PASSAGE TO READ: Begin

But later, down in the basement, with the old beggar crone’s face fully exposed in the light of the leaping flames from the massive cooking oven, Sweeney sees that she is none other than his beloved wife whom he was led to believe long dead by Mrs. Lovett. Stricken with grief all over again he confronts Mrs. Lovett. “Why did you lie?” He doesn’t even listen to her explanation and begins to dance an insane waltz with her, pretending that all is well. She is delighted until with one final swing across the floor he tosses her bodily into the searing flames of the huge oven. He slams the heavy iron door to drown out her dying screams.

Tobias sees her die, having just shown up from hiding deep within the maze of the London sewers. After doing away with the widow, Sweeney has already returned to his murdered wife. Mournfully, he holds her body in his arms and stares at her, his face inches from hers. The boy leisurely approaches, picks up the cast off razor and casually flicks it through Sweeney’s throat. Tobias has gone insane as well. He drops the instrument and wanders away back into the darkness of the sewers.

Sweeney Todd doesn’t even flinch as the razor bites. He no longer cares about anything, certainly not about living. The movie ends with him crouched on the floor in a pool of blood, still tenderly holding the only woman he’s ever loved, a woman he’s killed. The final scene is an extreme close-up of his bloody face hovering over his wife’s equally bloody face, red droplets slowly dripping from his face to hers as he waits to join her in death.

Now THAT’S entertainment!

7 comments:

KA said...

it was very different from the musical - cos in the end Toby goes insane. Actually the final scene of the musical is toby cranking the meat grinder going "got so much work to do... got so much work. Smooothly... smoothly... smoothly..." (refering to the smooth motion of cranking the lever, just as mrs lovett told him to)

PASSAGE TO READ: End
DATA FOR ANALYSIS: Begin

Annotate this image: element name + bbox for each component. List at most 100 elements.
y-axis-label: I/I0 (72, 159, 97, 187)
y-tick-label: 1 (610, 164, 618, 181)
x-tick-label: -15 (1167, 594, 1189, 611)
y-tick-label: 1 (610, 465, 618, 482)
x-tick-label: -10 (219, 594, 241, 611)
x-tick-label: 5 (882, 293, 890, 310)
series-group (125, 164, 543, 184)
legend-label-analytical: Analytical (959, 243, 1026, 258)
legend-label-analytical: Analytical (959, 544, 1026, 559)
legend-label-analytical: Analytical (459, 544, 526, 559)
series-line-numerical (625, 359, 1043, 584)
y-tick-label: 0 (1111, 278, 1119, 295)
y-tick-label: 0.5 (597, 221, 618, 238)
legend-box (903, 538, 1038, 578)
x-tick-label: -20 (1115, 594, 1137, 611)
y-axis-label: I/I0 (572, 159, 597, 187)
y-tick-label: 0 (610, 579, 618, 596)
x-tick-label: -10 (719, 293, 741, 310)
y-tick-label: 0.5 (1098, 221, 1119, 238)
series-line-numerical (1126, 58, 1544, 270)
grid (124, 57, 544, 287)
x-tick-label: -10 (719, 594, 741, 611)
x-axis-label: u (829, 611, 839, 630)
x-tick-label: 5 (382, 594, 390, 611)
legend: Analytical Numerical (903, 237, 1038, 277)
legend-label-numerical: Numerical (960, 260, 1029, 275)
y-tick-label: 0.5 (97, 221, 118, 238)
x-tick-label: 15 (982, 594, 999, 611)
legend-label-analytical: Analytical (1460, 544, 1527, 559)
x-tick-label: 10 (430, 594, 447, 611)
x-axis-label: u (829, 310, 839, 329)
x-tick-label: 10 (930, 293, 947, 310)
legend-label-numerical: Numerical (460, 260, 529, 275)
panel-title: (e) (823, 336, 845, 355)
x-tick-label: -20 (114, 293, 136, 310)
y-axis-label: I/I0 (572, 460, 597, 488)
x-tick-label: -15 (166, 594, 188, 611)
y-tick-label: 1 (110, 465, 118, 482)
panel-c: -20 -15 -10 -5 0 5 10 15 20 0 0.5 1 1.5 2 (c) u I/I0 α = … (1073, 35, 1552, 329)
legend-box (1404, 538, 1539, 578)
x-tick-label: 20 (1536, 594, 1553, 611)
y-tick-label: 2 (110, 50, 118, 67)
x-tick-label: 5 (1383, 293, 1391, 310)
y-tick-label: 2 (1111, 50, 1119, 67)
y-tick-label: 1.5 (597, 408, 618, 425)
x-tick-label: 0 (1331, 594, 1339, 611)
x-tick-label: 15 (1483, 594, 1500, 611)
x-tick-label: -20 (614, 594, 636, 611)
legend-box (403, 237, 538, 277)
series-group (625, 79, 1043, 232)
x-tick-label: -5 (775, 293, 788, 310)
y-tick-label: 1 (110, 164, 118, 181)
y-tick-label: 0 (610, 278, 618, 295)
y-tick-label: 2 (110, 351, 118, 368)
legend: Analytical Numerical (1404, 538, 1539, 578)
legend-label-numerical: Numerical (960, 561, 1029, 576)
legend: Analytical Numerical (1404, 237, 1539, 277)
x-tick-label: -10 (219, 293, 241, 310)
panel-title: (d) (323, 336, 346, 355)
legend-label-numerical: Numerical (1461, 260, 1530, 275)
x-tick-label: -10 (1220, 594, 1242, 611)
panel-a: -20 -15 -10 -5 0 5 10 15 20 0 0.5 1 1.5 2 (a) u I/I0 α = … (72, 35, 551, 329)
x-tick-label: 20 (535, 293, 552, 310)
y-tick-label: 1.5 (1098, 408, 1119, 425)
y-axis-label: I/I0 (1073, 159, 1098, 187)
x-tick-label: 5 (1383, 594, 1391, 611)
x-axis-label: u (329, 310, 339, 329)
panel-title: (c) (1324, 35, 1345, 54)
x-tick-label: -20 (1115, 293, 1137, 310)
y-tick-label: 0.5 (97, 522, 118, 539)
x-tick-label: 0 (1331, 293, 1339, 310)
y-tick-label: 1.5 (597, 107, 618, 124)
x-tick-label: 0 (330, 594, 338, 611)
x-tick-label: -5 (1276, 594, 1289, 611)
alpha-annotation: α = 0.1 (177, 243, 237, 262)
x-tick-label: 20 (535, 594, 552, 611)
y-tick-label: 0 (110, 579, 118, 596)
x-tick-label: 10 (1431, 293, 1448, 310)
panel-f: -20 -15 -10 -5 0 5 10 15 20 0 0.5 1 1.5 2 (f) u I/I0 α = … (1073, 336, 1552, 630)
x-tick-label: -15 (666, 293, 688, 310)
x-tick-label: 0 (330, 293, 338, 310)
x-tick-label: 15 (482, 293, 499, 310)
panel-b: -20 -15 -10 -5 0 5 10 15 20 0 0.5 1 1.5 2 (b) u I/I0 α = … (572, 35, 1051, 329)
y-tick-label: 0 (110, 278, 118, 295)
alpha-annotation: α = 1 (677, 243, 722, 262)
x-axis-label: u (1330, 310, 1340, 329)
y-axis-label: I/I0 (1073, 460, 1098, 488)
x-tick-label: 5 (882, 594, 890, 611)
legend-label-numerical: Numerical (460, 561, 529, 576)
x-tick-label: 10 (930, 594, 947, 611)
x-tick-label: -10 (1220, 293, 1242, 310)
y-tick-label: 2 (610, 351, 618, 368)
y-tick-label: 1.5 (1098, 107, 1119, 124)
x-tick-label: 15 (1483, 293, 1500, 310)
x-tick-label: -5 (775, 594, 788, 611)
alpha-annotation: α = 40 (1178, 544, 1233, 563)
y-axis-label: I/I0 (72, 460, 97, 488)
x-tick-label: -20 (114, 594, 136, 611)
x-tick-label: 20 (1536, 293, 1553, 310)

DATA FOR ANALYSIS: End

◆ TASK REQUIREMENTS
1. Print the stretch of the Sweeney Todd passage from "Sweeney Todd doesn’t" through "told him to)".
2. Summarize the Sweeney Todd passage in three sentences.
Nothing in the listing is needed for this.

◆ EXERCISE ANSWERS
1.
Sweeney Todd doesn’t even flinch as the razor bites. He no longer cares about anything, certainly not about living. The movie ends with him crouched on the floor in a pool of blood, still tenderly holding the only woman he’s ever loved, a woman he’s killed. The final scene is an extreme close-up of his bloody face hovering over his wife’s equally bloody face, red droplets slowly dripping from his face to hers as he waits to join her in death.

Now THAT’S entertainment!

7 comments:

KA said...

it was very different from the musical - cos in the end Toby goes insane. Actually the final scene of the musical is toby cranking the meat grinder going "got so much work to do... got so much work. Smooothly... smoothly... smoothly..." (refering to the smooth motion of cranking the lever, just as mrs lovett told him to)

2. In the basement, Sweeney sees that the old beggar woman is his wife, whom Mrs. Lovett had led him to believe was long dead, and after waltzing with Mrs. Lovett he throws her into the oven. Tobias, who has gone insane, then cuts Sweeney's throat with the discarded razor while Sweeney holds his wife's body, and the movie ends with a close-up of his bloody face over hers as he waits to join her in death. A commenter says the film differs from the musical, which ends with Toby cranking the meat grinder.